> _Exercise instructions_: Identify the lines that contain the string "content", then copy each of them.

>> start Material

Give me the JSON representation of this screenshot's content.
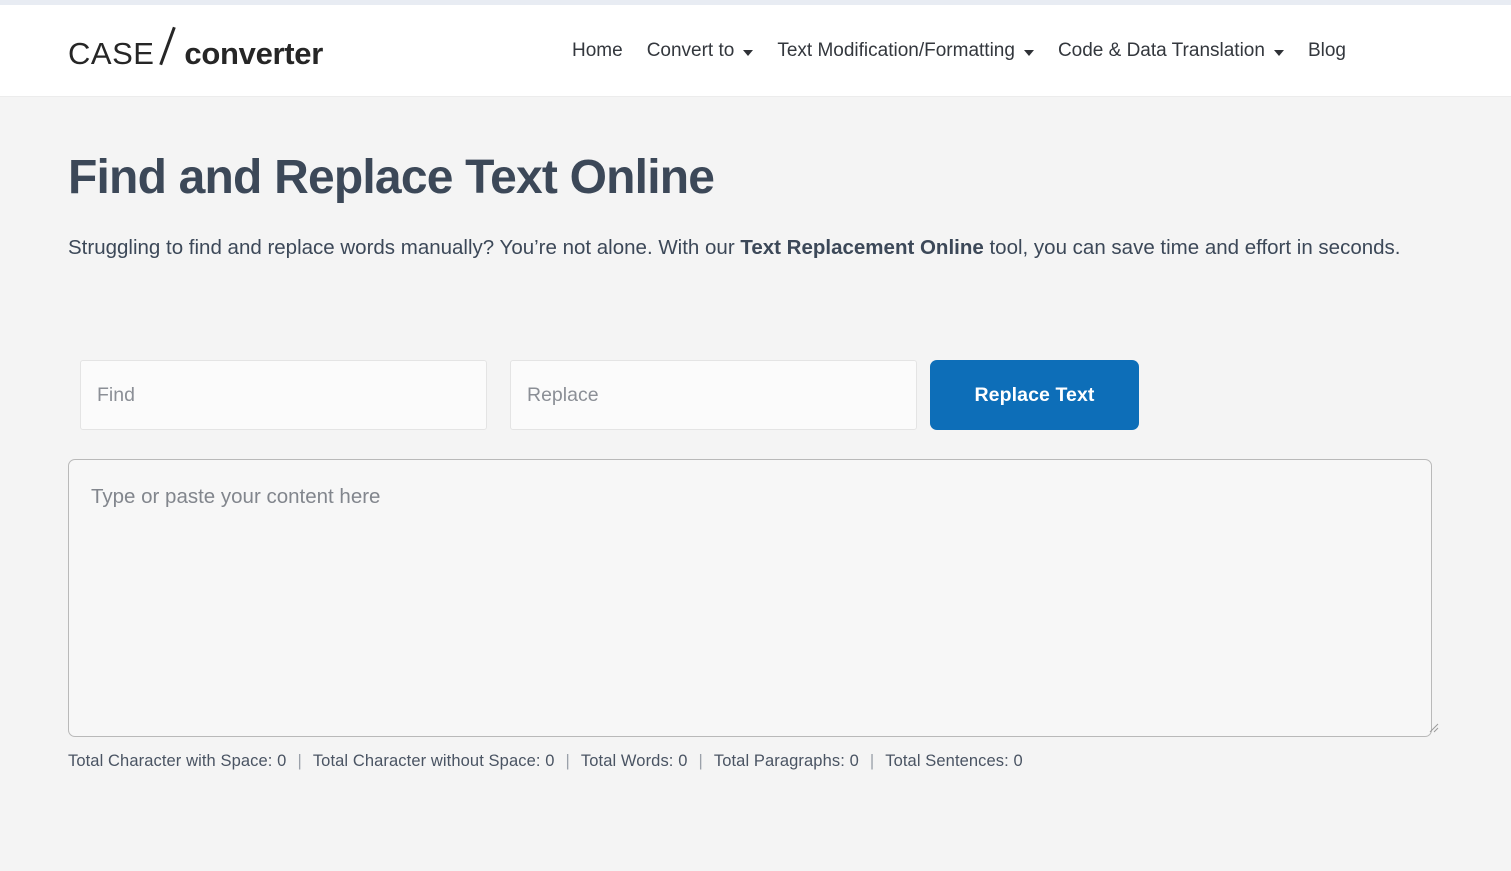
{
  "theme": {
    "accent_blue": "#0d6eb8",
    "page_bg": "#f4f4f4",
    "header_bg": "#ffffff",
    "text_color": "#3c4858",
    "top_strip": "#e8ecf3"
  },
  "header": {
    "logo": {
      "first": "CASE",
      "separator": "/",
      "second": "converter"
    },
    "nav": [
      {
        "label": "Home",
        "has_dropdown": false
      },
      {
        "label": "Convert to",
        "has_dropdown": true
      },
      {
        "label": "Text Modification/Formatting",
        "has_dropdown": true
      },
      {
        "label": "Code & Data Translation",
        "has_dropdown": true
      },
      {
        "label": "Blog",
        "has_dropdown": false
      }
    ]
  },
  "main": {
    "title": "Find and Replace Text Online",
    "subtitle_part1": "Struggling to find and replace words manually? You’re not alone. With our ",
    "subtitle_bold": "Text Replacement Online",
    "subtitle_part2": " tool, you can save time and effort in seconds.",
    "find_placeholder": "Find",
    "find_value": "",
    "replace_placeholder": "Replace",
    "replace_value": "",
    "replace_button_label": "Replace Text",
    "textarea_placeholder": "Type or paste your content here",
    "textarea_value": "",
    "stats": [
      {
        "label": "Total Character with Space:",
        "value": "0"
      },
      {
        "label": "Total Character without Space:",
        "value": "0"
      },
      {
        "label": "Total Words:",
        "value": "0"
      },
      {
        "label": "Total Paragraphs:",
        "value": "0"
      },
      {
        "label": "Total Sentences:",
        "value": "0"
      }
    ],
    "stat_separator": "|"
  }
}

>> end Material

> _The output_:
Give me the JSON representation of this screenshot's content.
    "textarea_placeholder": "Type or paste your content here",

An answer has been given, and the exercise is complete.